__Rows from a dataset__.
— START —
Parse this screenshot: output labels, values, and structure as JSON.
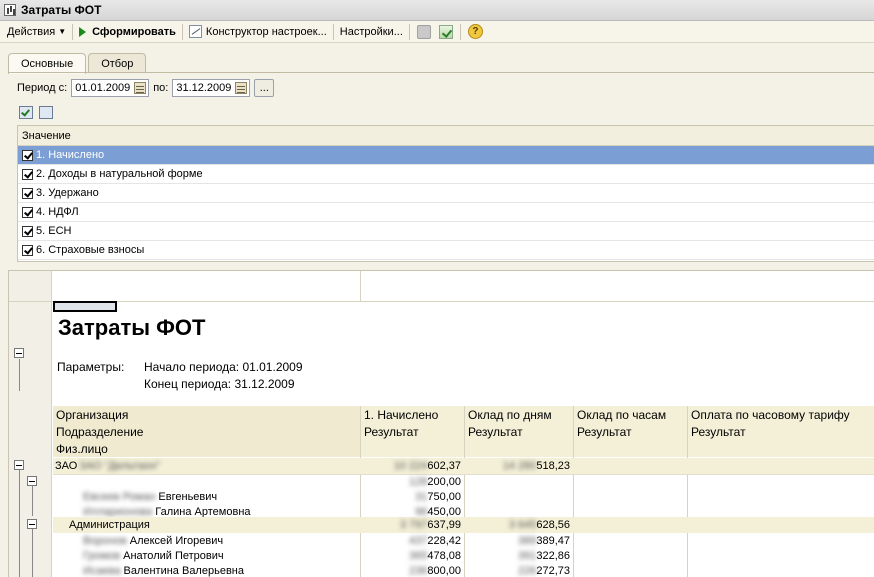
{
  "window": {
    "title": "Затраты ФОТ"
  },
  "toolbar": {
    "actions_label": "Действия",
    "generate_label": "Сформировать",
    "constructor_label": "Конструктор настроек...",
    "settings_label": "Настройки..."
  },
  "tabs": [
    {
      "label": "Основные",
      "active": true
    },
    {
      "label": "Отбор",
      "active": false
    }
  ],
  "period": {
    "from_label": "Период с:",
    "from_value": "01.01.2009",
    "to_label": "по:",
    "to_value": "31.12.2009",
    "more_label": "..."
  },
  "values_table": {
    "header": "Значение",
    "rows": [
      {
        "label": "1. Начислено",
        "checked": true,
        "selected": true
      },
      {
        "label": "2. Доходы в натуральной форме",
        "checked": true
      },
      {
        "label": "3. Удержано",
        "checked": true
      },
      {
        "label": "4. НДФЛ",
        "checked": true
      },
      {
        "label": "5. ЕСН",
        "checked": true
      },
      {
        "label": "6. Страховые взносы",
        "checked": true
      }
    ]
  },
  "report": {
    "title": "Затраты ФОТ",
    "params_label": "Параметры:",
    "period_start": "Начало периода: 01.01.2009",
    "period_end": "Конец периода: 31.12.2009",
    "row_headers": [
      "Организация",
      "Подразделение",
      "Физ.лицо"
    ],
    "col_headers": [
      {
        "name": "1. Начислено",
        "sub": "Результат"
      },
      {
        "name": "Оклад по дням",
        "sub": "Результат"
      },
      {
        "name": "Оклад по часам",
        "sub": "Результат"
      },
      {
        "name": "Оплата по часовому тарифу",
        "sub": "Результат"
      }
    ],
    "rows": [
      {
        "name_hidden": "ЗАО \"Дельтаон\"",
        "name_visible": "ЗАО",
        "c1_hidden": "10 224",
        "c1_visible": "602,37",
        "c2_hidden": "14 280",
        "c2_visible": "518,23"
      },
      {
        "name_hidden": "",
        "name_visible": "",
        "c1_hidden": "128",
        "c1_visible": "200,00",
        "c2_hidden": "",
        "c2_visible": ""
      },
      {
        "name_hidden": "Евсеев Роман",
        "name_visible": "Евгеньевич",
        "c1_hidden": "31",
        "c1_visible": "750,00",
        "c2_hidden": "",
        "c2_visible": ""
      },
      {
        "name_hidden": "Илларионова",
        "name_visible": "Галина Артемовна",
        "c1_hidden": "96",
        "c1_visible": "450,00",
        "c2_hidden": "",
        "c2_visible": ""
      },
      {
        "name_hidden": "",
        "name_visible": "Администрация",
        "c1_hidden": "3 797",
        "c1_visible": "637,99",
        "c2_hidden": "3 645",
        "c2_visible": "628,56"
      },
      {
        "name_hidden": "Воронов",
        "name_visible": "Алексей Игоревич",
        "c1_hidden": "437",
        "c1_visible": "228,42",
        "c2_hidden": "389",
        "c2_visible": "389,47"
      },
      {
        "name_hidden": "Громов",
        "name_visible": "Анатолий Петрович",
        "c1_hidden": "365",
        "c1_visible": "478,08",
        "c2_hidden": "391",
        "c2_visible": "322,86"
      },
      {
        "name_hidden": "Исаева",
        "name_visible": "Валентина Валерьевна",
        "c1_hidden": "236",
        "c1_visible": "800,00",
        "c2_hidden": "226",
        "c2_visible": "272,73"
      }
    ]
  }
}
— END —
__Task details__. Copy the entries exactly. Leave out the images.

__Final result__.
Parse this screenshot: output labels, values, and structure as JSON.
{
  "window": {
    "title": "Затраты ФОТ"
  },
  "toolbar": {
    "actions_label": "Действия",
    "generate_label": "Сформировать",
    "constructor_label": "Конструктор настроек...",
    "settings_label": "Настройки..."
  },
  "tabs": [
    {
      "label": "Основные",
      "active": true
    },
    {
      "label": "Отбор",
      "active": false
    }
  ],
  "period": {
    "from_label": "Период с:",
    "from_value": "01.01.2009",
    "to_label": "по:",
    "to_value": "31.12.2009",
    "more_label": "..."
  },
  "values_table": {
    "header": "Значение",
    "rows": [
      {
        "label": "1. Начислено",
        "checked": true,
        "selected": true
      },
      {
        "label": "2. Доходы в натуральной форме",
        "checked": true
      },
      {
        "label": "3. Удержано",
        "checked": true
      },
      {
        "label": "4. НДФЛ",
        "checked": true
      },
      {
        "label": "5. ЕСН",
        "checked": true
      },
      {
        "label": "6. Страховые взносы",
        "checked": true
      }
    ]
  },
  "report": {
    "title": "Затраты ФОТ",
    "params_label": "Параметры:",
    "period_start": "Начало периода: 01.01.2009",
    "period_end": "Конец периода: 31.12.2009",
    "row_headers": [
      "Организация",
      "Подразделение",
      "Физ.лицо"
    ],
    "col_headers": [
      {
        "name": "1. Начислено",
        "sub": "Результат"
      },
      {
        "name": "Оклад по дням",
        "sub": "Результат"
      },
      {
        "name": "Оклад по часам",
        "sub": "Результат"
      },
      {
        "name": "Оплата по часовому тарифу",
        "sub": "Результат"
      }
    ],
    "rows": [
      {
        "name_hidden": "ЗАО \"Дельтаон\"",
        "name_visible": "ЗАО",
        "c1_hidden": "10 224",
        "c1_visible": "602,37",
        "c2_hidden": "14 280",
        "c2_visible": "518,23"
      },
      {
        "name_hidden": "",
        "name_visible": "",
        "c1_hidden": "128",
        "c1_visible": "200,00",
        "c2_hidden": "",
        "c2_visible": ""
      },
      {
        "name_hidden": "Евсеев Роман",
        "name_visible": "Евгеньевич",
        "c1_hidden": "31",
        "c1_visible": "750,00",
        "c2_hidden": "",
        "c2_visible": ""
      },
      {
        "name_hidden": "Илларионова",
        "name_visible": "Галина Артемовна",
        "c1_hidden": "96",
        "c1_visible": "450,00",
        "c2_hidden": "",
        "c2_visible": ""
      },
      {
        "name_hidden": "",
        "name_visible": "Администрация",
        "c1_hidden": "3 797",
        "c1_visible": "637,99",
        "c2_hidden": "3 645",
        "c2_visible": "628,56"
      },
      {
        "name_hidden": "Воронов",
        "name_visible": "Алексей Игоревич",
        "c1_hidden": "437",
        "c1_visible": "228,42",
        "c2_hidden": "389",
        "c2_visible": "389,47"
      },
      {
        "name_hidden": "Громов",
        "name_visible": "Анатолий Петрович",
        "c1_hidden": "365",
        "c1_visible": "478,08",
        "c2_hidden": "391",
        "c2_visible": "322,86"
      },
      {
        "name_hidden": "Исаева",
        "name_visible": "Валентина Валерьевна",
        "c1_hidden": "236",
        "c1_visible": "800,00",
        "c2_hidden": "226",
        "c2_visible": "272,73"
      }
    ]
  }
}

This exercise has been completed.